Stored records:
☆ ☆ ☆

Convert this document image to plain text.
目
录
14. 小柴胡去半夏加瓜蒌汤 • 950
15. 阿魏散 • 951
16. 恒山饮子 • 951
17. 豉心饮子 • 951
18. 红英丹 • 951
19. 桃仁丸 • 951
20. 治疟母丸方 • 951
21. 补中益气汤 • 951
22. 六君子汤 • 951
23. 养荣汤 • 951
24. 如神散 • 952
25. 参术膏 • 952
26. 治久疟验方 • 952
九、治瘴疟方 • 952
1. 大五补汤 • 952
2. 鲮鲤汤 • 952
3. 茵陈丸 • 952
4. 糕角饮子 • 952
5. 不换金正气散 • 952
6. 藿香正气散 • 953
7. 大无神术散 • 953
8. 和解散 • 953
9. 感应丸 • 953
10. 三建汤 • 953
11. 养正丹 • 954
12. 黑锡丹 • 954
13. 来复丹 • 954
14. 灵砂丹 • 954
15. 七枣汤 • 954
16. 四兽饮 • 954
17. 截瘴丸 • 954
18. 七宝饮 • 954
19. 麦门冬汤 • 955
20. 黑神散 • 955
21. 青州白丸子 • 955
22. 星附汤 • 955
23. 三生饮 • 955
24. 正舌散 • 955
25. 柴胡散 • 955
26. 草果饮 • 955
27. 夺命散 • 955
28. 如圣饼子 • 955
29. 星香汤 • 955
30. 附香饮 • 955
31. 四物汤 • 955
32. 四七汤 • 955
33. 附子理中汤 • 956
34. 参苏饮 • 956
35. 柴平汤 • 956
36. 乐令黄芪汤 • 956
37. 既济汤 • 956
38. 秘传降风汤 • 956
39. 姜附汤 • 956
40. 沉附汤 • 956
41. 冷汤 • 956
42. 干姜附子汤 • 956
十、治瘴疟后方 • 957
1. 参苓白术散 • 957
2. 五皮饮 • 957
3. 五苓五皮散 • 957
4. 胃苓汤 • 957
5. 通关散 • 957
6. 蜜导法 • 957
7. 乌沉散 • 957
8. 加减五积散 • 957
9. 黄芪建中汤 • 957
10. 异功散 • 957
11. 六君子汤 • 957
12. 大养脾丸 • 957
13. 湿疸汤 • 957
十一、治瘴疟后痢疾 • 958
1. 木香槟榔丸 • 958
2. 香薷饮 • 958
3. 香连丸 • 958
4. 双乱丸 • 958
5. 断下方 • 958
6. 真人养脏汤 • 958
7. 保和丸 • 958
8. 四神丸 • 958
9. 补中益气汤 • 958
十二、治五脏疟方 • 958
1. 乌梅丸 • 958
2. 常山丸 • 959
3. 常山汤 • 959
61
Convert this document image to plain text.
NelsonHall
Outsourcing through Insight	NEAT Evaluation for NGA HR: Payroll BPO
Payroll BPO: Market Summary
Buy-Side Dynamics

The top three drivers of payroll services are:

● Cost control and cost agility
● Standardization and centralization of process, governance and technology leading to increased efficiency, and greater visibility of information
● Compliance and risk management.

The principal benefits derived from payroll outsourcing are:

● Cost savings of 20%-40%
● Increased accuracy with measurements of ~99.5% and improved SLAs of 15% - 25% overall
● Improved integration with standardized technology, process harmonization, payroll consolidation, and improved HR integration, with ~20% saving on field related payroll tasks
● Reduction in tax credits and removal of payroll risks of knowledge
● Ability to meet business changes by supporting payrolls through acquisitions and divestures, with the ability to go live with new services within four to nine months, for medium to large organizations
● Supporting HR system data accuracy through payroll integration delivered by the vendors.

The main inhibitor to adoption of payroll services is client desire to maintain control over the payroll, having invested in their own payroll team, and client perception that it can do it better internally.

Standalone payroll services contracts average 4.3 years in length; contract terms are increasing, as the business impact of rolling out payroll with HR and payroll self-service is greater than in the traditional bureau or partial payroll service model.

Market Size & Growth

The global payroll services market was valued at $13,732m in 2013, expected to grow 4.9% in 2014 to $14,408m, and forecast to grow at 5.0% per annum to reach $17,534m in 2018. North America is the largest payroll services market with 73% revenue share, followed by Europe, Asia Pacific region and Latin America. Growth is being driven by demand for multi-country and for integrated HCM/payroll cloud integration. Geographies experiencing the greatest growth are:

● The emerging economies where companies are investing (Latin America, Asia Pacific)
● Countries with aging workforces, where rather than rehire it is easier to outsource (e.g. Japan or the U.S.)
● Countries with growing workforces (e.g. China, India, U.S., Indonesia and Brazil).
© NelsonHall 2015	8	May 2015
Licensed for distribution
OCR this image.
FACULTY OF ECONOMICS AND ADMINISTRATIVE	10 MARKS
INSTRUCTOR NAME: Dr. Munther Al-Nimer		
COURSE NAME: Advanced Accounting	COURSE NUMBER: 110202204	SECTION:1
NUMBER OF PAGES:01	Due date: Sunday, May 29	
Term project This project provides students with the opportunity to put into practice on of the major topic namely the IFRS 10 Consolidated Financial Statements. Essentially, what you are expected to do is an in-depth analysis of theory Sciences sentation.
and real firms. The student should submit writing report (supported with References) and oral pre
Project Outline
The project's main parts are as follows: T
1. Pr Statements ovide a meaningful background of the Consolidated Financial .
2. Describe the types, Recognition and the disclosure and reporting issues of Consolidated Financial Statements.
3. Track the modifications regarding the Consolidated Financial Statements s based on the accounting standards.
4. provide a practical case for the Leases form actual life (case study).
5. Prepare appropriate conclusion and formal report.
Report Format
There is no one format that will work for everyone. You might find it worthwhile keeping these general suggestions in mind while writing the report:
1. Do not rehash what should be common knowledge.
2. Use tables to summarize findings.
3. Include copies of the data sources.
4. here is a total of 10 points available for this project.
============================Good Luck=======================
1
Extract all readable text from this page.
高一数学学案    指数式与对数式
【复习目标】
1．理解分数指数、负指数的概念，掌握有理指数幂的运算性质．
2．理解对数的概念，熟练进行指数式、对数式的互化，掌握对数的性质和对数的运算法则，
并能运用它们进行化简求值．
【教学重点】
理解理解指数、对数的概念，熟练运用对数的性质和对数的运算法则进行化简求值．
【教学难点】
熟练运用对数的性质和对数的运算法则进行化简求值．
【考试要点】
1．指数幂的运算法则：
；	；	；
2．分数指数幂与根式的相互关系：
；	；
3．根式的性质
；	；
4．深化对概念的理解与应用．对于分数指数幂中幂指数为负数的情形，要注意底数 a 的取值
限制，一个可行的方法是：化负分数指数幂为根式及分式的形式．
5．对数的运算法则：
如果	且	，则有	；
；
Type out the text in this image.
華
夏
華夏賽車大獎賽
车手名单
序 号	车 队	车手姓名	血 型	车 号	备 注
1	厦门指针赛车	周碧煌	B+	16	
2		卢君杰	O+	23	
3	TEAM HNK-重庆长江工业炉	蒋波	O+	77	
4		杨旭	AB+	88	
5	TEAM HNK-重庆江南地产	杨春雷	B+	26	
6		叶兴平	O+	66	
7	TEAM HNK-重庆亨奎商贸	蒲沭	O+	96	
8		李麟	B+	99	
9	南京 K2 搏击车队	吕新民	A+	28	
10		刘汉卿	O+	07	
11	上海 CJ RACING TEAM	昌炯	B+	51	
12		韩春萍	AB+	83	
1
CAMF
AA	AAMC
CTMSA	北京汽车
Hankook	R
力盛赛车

☆ ☆ ☆

Work to be completed: Where a line above includes "workforces", copy that line.

Task result:
● Countries with aging workforces, where rather than rehire it is easier to outsource (e.g. Japan or the U.S.)
● Countries with growing workforces (e.g. China, India, U.S., Indonesia and Brazil).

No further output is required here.